** Start of Task input **
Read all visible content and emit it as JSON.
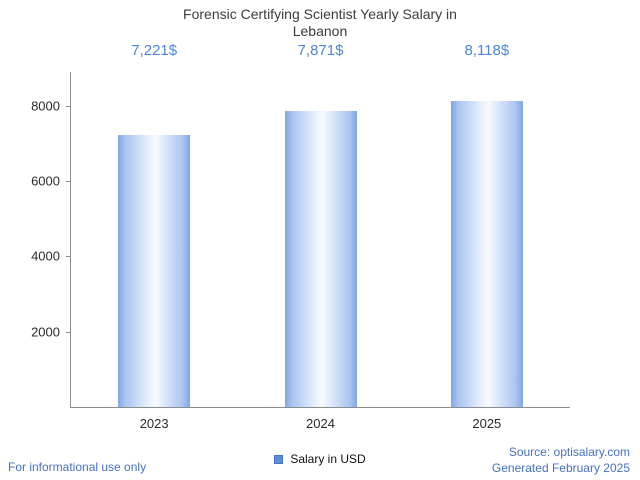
{
  "title": "Forensic Certifying Scientist Yearly Salary in Lebanon",
  "legend": {
    "label": "Salary in USD",
    "swatch_color": "#5b8dd9"
  },
  "footer": {
    "left_note": "For informational use only",
    "source": "Source: optisalary.com",
    "generated": "Generated February 2025"
  },
  "chart_data": {
    "type": "bar",
    "title": "Forensic Certifying Scientist Yearly Salary in Lebanon",
    "categories": [
      "2023",
      "2024",
      "2025"
    ],
    "values": [
      7221,
      7871,
      8118
    ],
    "value_labels": [
      "7,221$",
      "7,871$",
      "8,118$"
    ],
    "xlabel": "",
    "ylabel": "",
    "ylim": [
      0,
      8900
    ],
    "yticks": [
      2000,
      4000,
      6000,
      8000
    ],
    "grid": false,
    "legend_entries": [
      "Salary in USD"
    ],
    "legend_position": "bottom",
    "colors": {
      "bar_edge": "#7fa6e6",
      "bar_center": "#f8fbff",
      "value_label": "#4c87d9",
      "axis": "#8c8c8c",
      "footer_link": "#4472c4"
    }
  }
}
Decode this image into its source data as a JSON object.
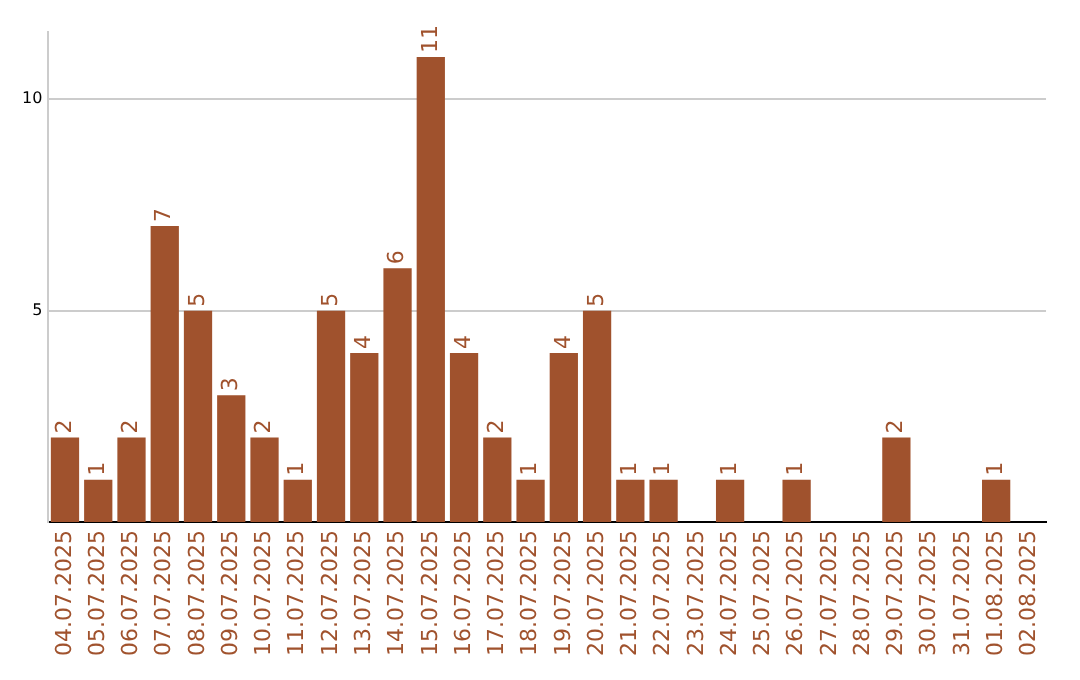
** End of Task input **
What is needed - Repeat all of the entries word for word, but omit the pictures.

The output -
Read all visible content and emit it as JSON.
{
  "title": "Forensic Certifying Scientist Yearly Salary in Lebanon",
  "legend": {
    "label": "Salary in USD",
    "swatch_color": "#5b8dd9"
  },
  "footer": {
    "left_note": "For informational use only",
    "source": "Source: optisalary.com",
    "generated": "Generated February 2025"
  },
  "chart_data": {
    "type": "bar",
    "title": "Forensic Certifying Scientist Yearly Salary in Lebanon",
    "categories": [
      "2023",
      "2024",
      "2025"
    ],
    "values": [
      7221,
      7871,
      8118
    ],
    "value_labels": [
      "7,221$",
      "7,871$",
      "8,118$"
    ],
    "xlabel": "",
    "ylabel": "",
    "ylim": [
      0,
      8900
    ],
    "yticks": [
      2000,
      4000,
      6000,
      8000
    ],
    "grid": false,
    "legend_entries": [
      "Salary in USD"
    ],
    "legend_position": "bottom",
    "colors": {
      "bar_edge": "#7fa6e6",
      "bar_center": "#f8fbff",
      "value_label": "#4c87d9",
      "axis": "#8c8c8c",
      "footer_link": "#4472c4"
    }
  }
}
Decode this image into its source data as a JSON object.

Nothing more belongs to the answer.